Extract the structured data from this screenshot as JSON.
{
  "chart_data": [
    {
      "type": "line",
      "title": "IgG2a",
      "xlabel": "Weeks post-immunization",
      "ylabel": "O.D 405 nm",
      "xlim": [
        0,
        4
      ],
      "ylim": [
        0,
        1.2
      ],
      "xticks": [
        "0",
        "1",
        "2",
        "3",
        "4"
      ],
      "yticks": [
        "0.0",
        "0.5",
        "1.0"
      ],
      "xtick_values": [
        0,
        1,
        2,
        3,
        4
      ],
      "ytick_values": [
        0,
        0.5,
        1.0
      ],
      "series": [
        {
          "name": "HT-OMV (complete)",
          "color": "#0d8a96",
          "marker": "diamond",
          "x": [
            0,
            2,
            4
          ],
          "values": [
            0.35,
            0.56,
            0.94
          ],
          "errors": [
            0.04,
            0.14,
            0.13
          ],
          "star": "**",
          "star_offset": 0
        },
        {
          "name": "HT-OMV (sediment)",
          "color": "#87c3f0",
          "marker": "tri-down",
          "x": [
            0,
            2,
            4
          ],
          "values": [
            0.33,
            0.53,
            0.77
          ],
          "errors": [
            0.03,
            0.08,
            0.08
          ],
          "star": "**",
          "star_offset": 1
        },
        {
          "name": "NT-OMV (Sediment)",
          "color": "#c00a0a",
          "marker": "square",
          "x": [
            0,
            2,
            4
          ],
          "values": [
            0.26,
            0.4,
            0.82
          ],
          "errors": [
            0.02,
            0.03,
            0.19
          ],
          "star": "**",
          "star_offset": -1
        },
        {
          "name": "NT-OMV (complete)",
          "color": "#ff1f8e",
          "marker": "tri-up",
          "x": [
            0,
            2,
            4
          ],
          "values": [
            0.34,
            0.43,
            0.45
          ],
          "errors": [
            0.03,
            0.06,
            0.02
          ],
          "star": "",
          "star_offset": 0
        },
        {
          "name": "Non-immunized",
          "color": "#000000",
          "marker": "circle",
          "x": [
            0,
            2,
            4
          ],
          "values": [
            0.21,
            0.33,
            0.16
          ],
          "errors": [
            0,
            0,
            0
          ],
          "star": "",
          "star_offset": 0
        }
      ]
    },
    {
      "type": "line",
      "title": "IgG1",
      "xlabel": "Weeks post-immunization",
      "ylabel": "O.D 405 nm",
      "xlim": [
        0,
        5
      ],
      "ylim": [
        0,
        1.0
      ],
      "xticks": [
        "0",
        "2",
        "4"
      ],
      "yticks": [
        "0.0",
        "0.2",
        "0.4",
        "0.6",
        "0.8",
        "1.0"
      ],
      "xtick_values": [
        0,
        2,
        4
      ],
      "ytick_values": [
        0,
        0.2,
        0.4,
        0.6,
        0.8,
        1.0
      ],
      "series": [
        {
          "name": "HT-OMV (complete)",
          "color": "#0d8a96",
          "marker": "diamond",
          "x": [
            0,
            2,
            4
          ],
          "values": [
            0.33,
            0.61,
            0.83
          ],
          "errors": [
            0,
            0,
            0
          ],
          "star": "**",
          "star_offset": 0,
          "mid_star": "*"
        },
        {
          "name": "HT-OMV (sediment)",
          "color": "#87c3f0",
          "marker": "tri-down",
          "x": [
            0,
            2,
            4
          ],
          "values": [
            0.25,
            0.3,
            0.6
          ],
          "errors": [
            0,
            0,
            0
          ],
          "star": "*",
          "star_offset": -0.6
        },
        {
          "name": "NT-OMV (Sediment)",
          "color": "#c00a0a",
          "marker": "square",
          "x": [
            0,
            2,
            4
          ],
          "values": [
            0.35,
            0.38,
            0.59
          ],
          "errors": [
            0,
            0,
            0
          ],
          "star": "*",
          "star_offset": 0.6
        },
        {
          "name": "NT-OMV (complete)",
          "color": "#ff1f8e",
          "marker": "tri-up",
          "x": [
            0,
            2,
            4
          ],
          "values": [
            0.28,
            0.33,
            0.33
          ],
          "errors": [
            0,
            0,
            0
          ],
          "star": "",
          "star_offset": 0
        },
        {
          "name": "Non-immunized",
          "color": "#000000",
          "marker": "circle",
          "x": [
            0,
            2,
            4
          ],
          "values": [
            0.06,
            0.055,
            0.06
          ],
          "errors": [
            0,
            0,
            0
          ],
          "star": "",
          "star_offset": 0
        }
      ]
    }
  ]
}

=-=-=

— Aim —
Write the material out again in its entirety, exactly as shown.

— Reply —
Extract the structured data from this screenshot as JSON.
{
  "chart_data": [
    {
      "type": "line",
      "title": "IgG2a",
      "xlabel": "Weeks post-immunization",
      "ylabel": "O.D 405 nm",
      "xlim": [
        0,
        4
      ],
      "ylim": [
        0,
        1.2
      ],
      "xticks": [
        "0",
        "1",
        "2",
        "3",
        "4"
      ],
      "yticks": [
        "0.0",
        "0.5",
        "1.0"
      ],
      "xtick_values": [
        0,
        1,
        2,
        3,
        4
      ],
      "ytick_values": [
        0,
        0.5,
        1.0
      ],
      "series": [
        {
          "name": "HT-OMV (complete)",
          "color": "#0d8a96",
          "marker": "diamond",
          "x": [
            0,
            2,
            4
          ],
          "values": [
            0.35,
            0.56,
            0.94
          ],
          "errors": [
            0.04,
            0.14,
            0.13
          ],
          "star": "**",
          "star_offset": 0
        },
        {
          "name": "HT-OMV (sediment)",
          "color": "#87c3f0",
          "marker": "tri-down",
          "x": [
            0,
            2,
            4
          ],
          "values": [
            0.33,
            0.53,
            0.77
          ],
          "errors": [
            0.03,
            0.08,
            0.08
          ],
          "star": "**",
          "star_offset": 1
        },
        {
          "name": "NT-OMV (Sediment)",
          "color": "#c00a0a",
          "marker": "square",
          "x": [
            0,
            2,
            4
          ],
          "values": [
            0.26,
            0.4,
            0.82
          ],
          "errors": [
            0.02,
            0.03,
            0.19
          ],
          "star": "**",
          "star_offset": -1
        },
        {
          "name": "NT-OMV (complete)",
          "color": "#ff1f8e",
          "marker": "tri-up",
          "x": [
            0,
            2,
            4
          ],
          "values": [
            0.34,
            0.43,
            0.45
          ],
          "errors": [
            0.03,
            0.06,
            0.02
          ],
          "star": "",
          "star_offset": 0
        },
        {
          "name": "Non-immunized",
          "color": "#000000",
          "marker": "circle",
          "x": [
            0,
            2,
            4
          ],
          "values": [
            0.21,
            0.33,
            0.16
          ],
          "errors": [
            0,
            0,
            0
          ],
          "star": "",
          "star_offset": 0
        }
      ]
    },
    {
      "type": "line",
      "title": "IgG1",
      "xlabel": "Weeks post-immunization",
      "ylabel": "O.D 405 nm",
      "xlim": [
        0,
        5
      ],
      "ylim": [
        0,
        1.0
      ],
      "xticks": [
        "0",
        "2",
        "4"
      ],
      "yticks": [
        "0.0",
        "0.2",
        "0.4",
        "0.6",
        "0.8",
        "1.0"
      ],
      "xtick_values": [
        0,
        2,
        4
      ],
      "ytick_values": [
        0,
        0.2,
        0.4,
        0.6,
        0.8,
        1.0
      ],
      "series": [
        {
          "name": "HT-OMV (complete)",
          "color": "#0d8a96",
          "marker": "diamond",
          "x": [
            0,
            2,
            4
          ],
          "values": [
            0.33,
            0.61,
            0.83
          ],
          "errors": [
            0,
            0,
            0
          ],
          "star": "**",
          "star_offset": 0,
          "mid_star": "*"
        },
        {
          "name": "HT-OMV (sediment)",
          "color": "#87c3f0",
          "marker": "tri-down",
          "x": [
            0,
            2,
            4
          ],
          "values": [
            0.25,
            0.3,
            0.6
          ],
          "errors": [
            0,
            0,
            0
          ],
          "star": "*",
          "star_offset": -0.6
        },
        {
          "name": "NT-OMV (Sediment)",
          "color": "#c00a0a",
          "marker": "square",
          "x": [
            0,
            2,
            4
          ],
          "values": [
            0.35,
            0.38,
            0.59
          ],
          "errors": [
            0,
            0,
            0
          ],
          "star": "*",
          "star_offset": 0.6
        },
        {
          "name": "NT-OMV (complete)",
          "color": "#ff1f8e",
          "marker": "tri-up",
          "x": [
            0,
            2,
            4
          ],
          "values": [
            0.28,
            0.33,
            0.33
          ],
          "errors": [
            0,
            0,
            0
          ],
          "star": "",
          "star_offset": 0
        },
        {
          "name": "Non-immunized",
          "color": "#000000",
          "marker": "circle",
          "x": [
            0,
            2,
            4
          ],
          "values": [
            0.06,
            0.055,
            0.06
          ],
          "errors": [
            0,
            0,
            0
          ],
          "star": "",
          "star_offset": 0
        }
      ]
    }
  ]
}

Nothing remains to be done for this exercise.